- [Stated goal]: Transcribe the listing exactly, leaving out every picture.

################

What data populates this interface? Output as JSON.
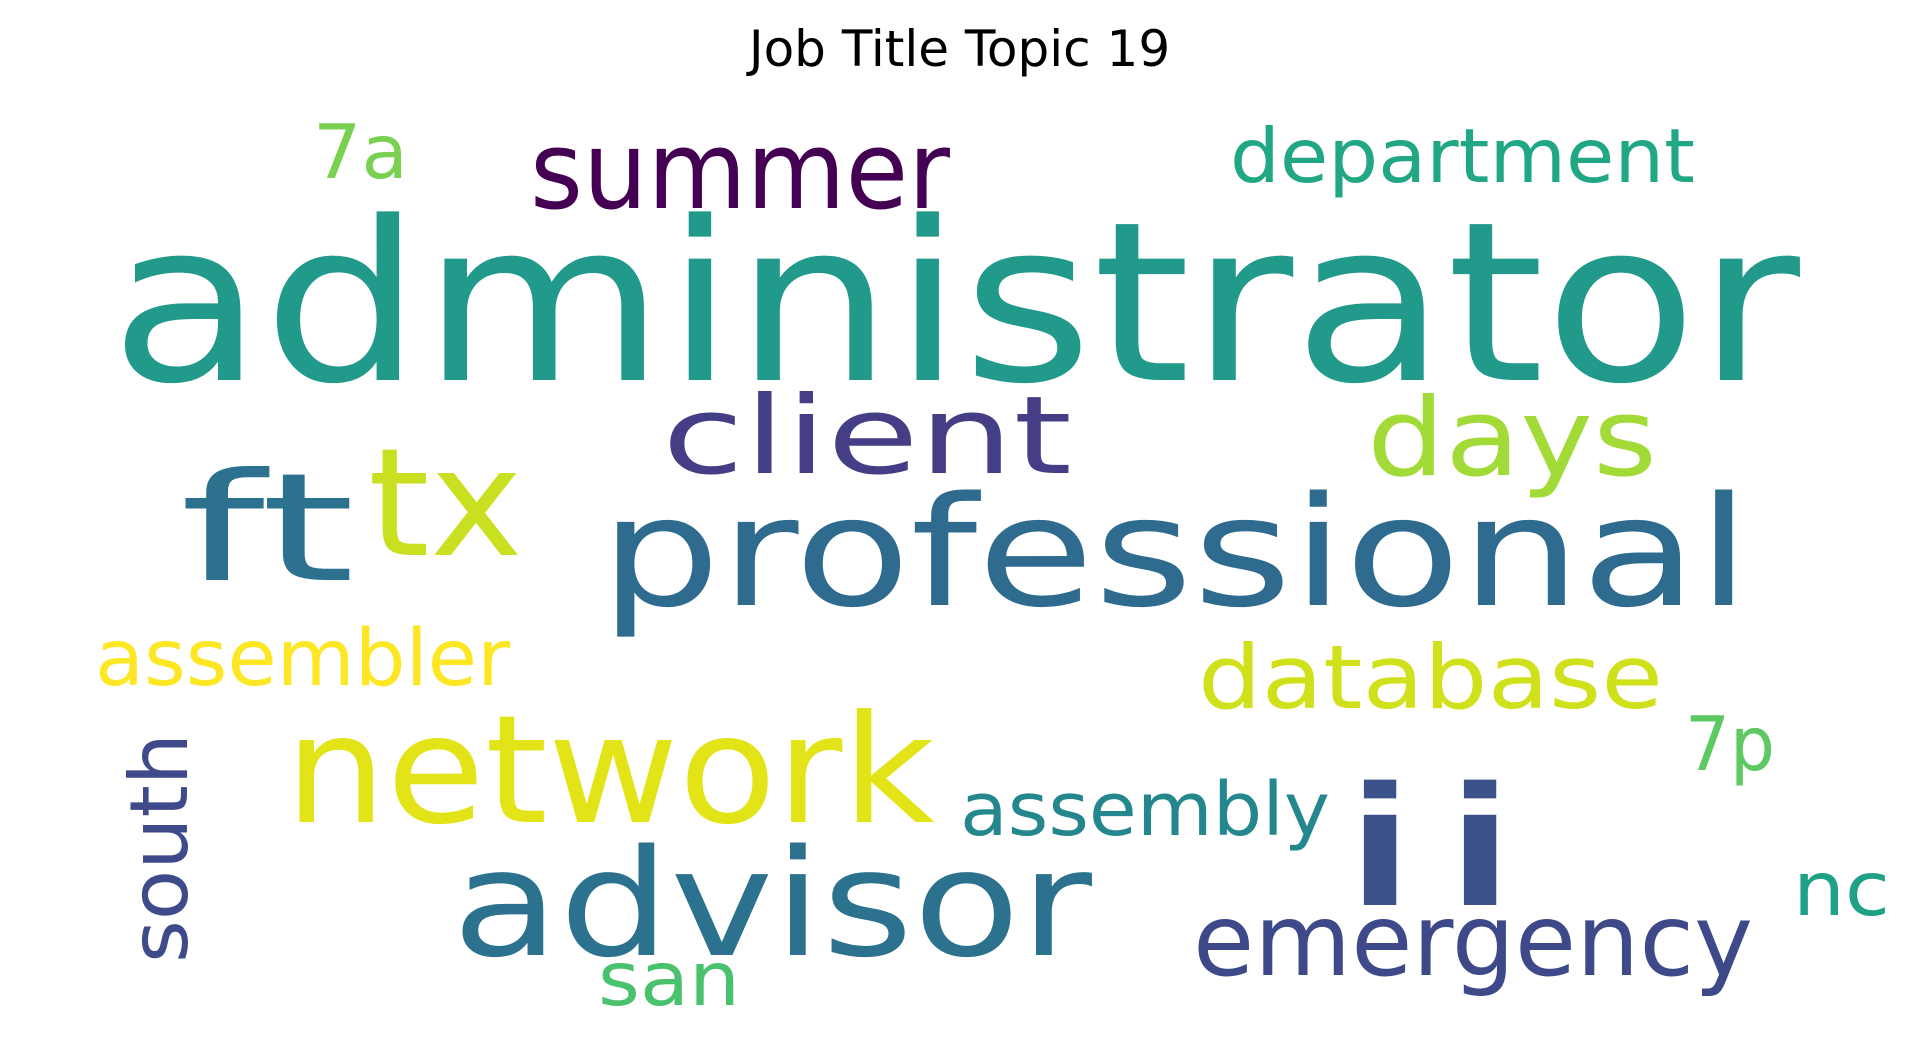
{
  "chart_data": {
    "type": "wordcloud",
    "title": "Job Title Topic 19",
    "colormap": "viridis",
    "words": [
      {
        "text": "administrator",
        "color": "#21998b"
      },
      {
        "text": "professional",
        "color": "#2f6b8e"
      },
      {
        "text": "network",
        "color": "#e2e418"
      },
      {
        "text": "advisor",
        "color": "#2c718e"
      },
      {
        "text": "summer",
        "color": "#440154"
      },
      {
        "text": "client",
        "color": "#433e85"
      },
      {
        "text": "days",
        "color": "#a2da37"
      },
      {
        "text": "ft",
        "color": "#2c718e"
      },
      {
        "text": "tx",
        "color": "#c8e020"
      },
      {
        "text": "ii",
        "color": "#3b528b"
      },
      {
        "text": "emergency",
        "color": "#3e4989"
      },
      {
        "text": "database",
        "color": "#d0e11c"
      },
      {
        "text": "department",
        "color": "#22a785"
      },
      {
        "text": "assembler",
        "color": "#fde725"
      },
      {
        "text": "assembly",
        "color": "#24878e"
      },
      {
        "text": "south",
        "color": "#3e4a89"
      },
      {
        "text": "7a",
        "color": "#7ad151"
      },
      {
        "text": "7p",
        "color": "#5ec962"
      },
      {
        "text": "san",
        "color": "#4ac16d"
      },
      {
        "text": "nc",
        "color": "#1fa187"
      }
    ]
  }
}
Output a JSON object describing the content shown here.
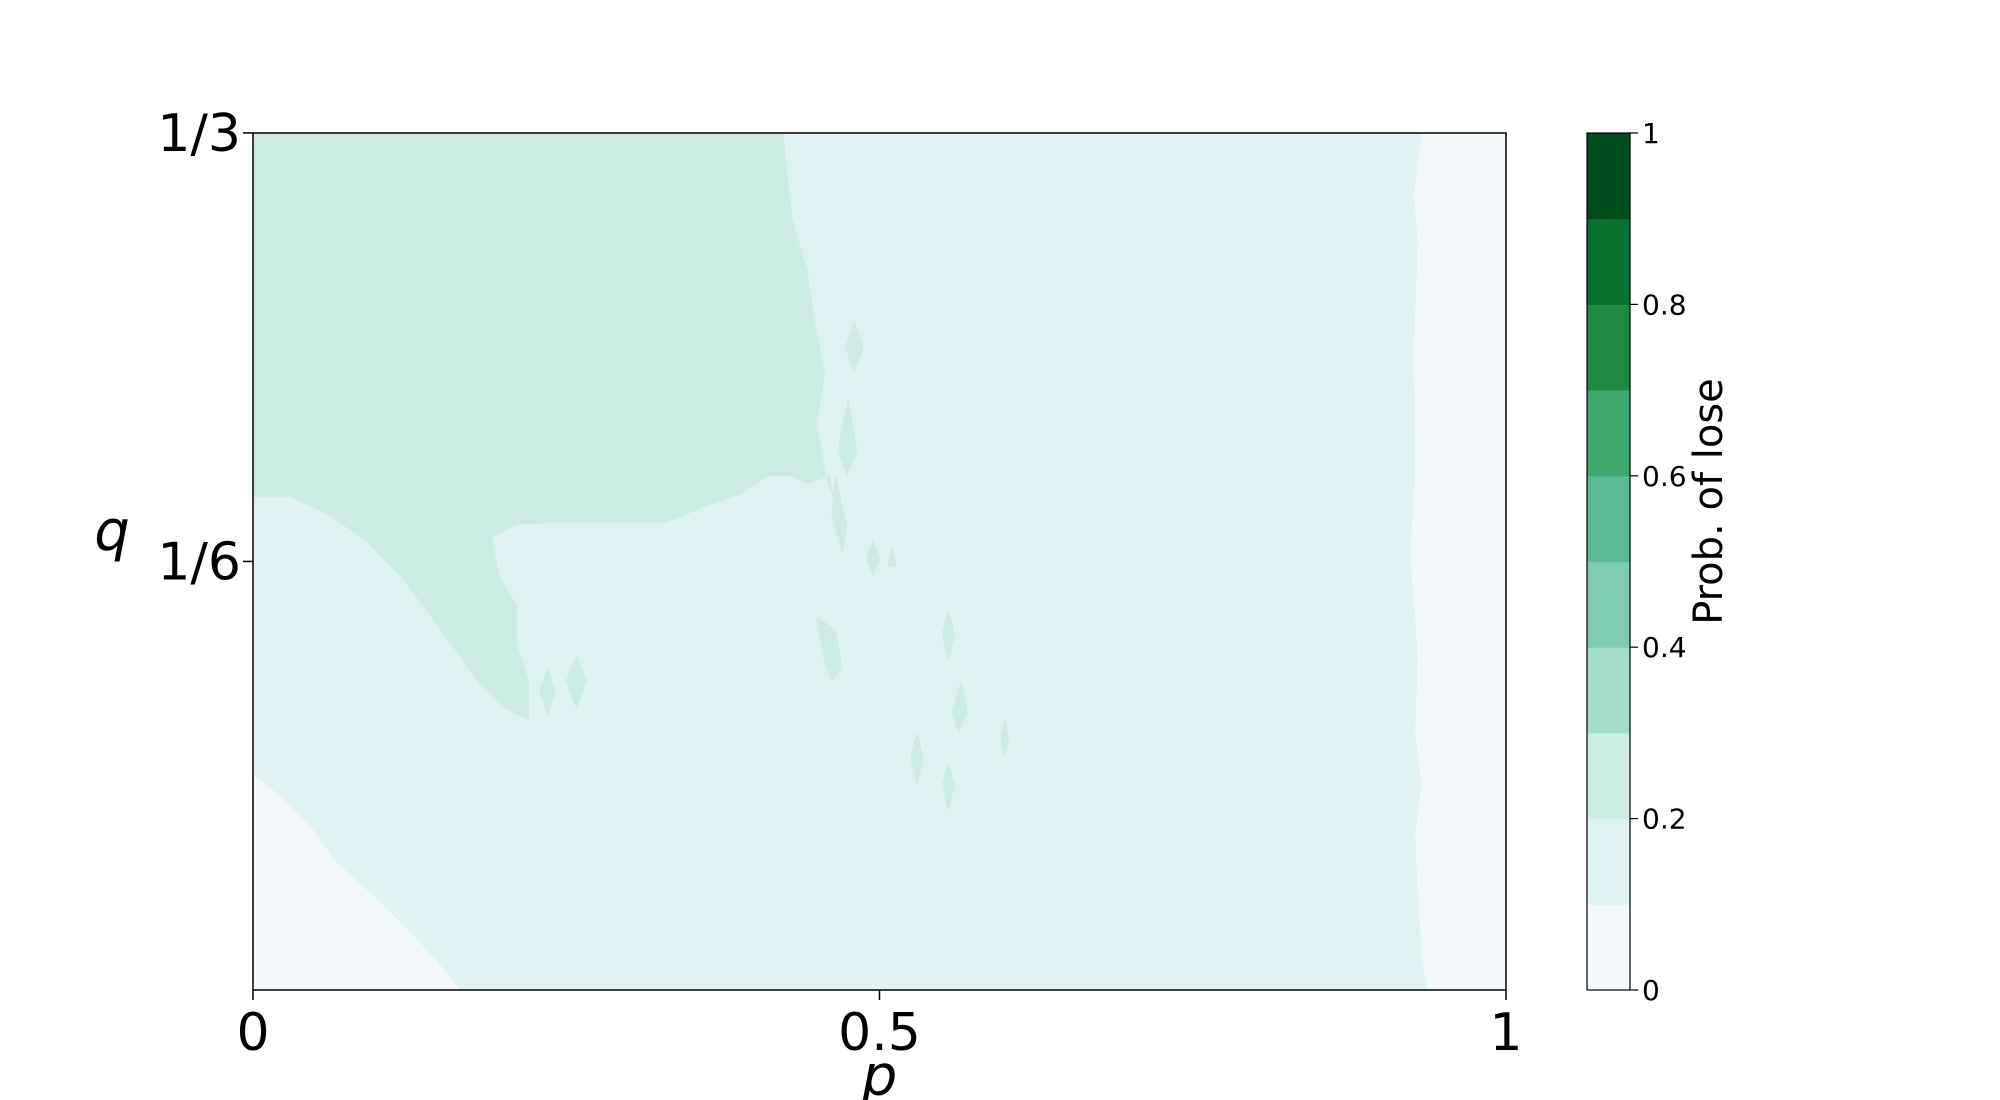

################

- [Task answer]:
What data populates this interface? Output as JSON.
{
  "chart_data": {
    "type": "wordcloud",
    "title": "Job Title Topic 19",
    "colormap": "viridis",
    "words": [
      {
        "text": "administrator",
        "color": "#21998b"
      },
      {
        "text": "professional",
        "color": "#2f6b8e"
      },
      {
        "text": "network",
        "color": "#e2e418"
      },
      {
        "text": "advisor",
        "color": "#2c718e"
      },
      {
        "text": "summer",
        "color": "#440154"
      },
      {
        "text": "client",
        "color": "#433e85"
      },
      {
        "text": "days",
        "color": "#a2da37"
      },
      {
        "text": "ft",
        "color": "#2c718e"
      },
      {
        "text": "tx",
        "color": "#c8e020"
      },
      {
        "text": "ii",
        "color": "#3b528b"
      },
      {
        "text": "emergency",
        "color": "#3e4989"
      },
      {
        "text": "database",
        "color": "#d0e11c"
      },
      {
        "text": "department",
        "color": "#22a785"
      },
      {
        "text": "assembler",
        "color": "#fde725"
      },
      {
        "text": "assembly",
        "color": "#24878e"
      },
      {
        "text": "south",
        "color": "#3e4a89"
      },
      {
        "text": "7a",
        "color": "#7ad151"
      },
      {
        "text": "7p",
        "color": "#5ec962"
      },
      {
        "text": "san",
        "color": "#4ac16d"
      },
      {
        "text": "nc",
        "color": "#1fa187"
      }
    ]
  }
}
Output a JSON object describing the content shown here.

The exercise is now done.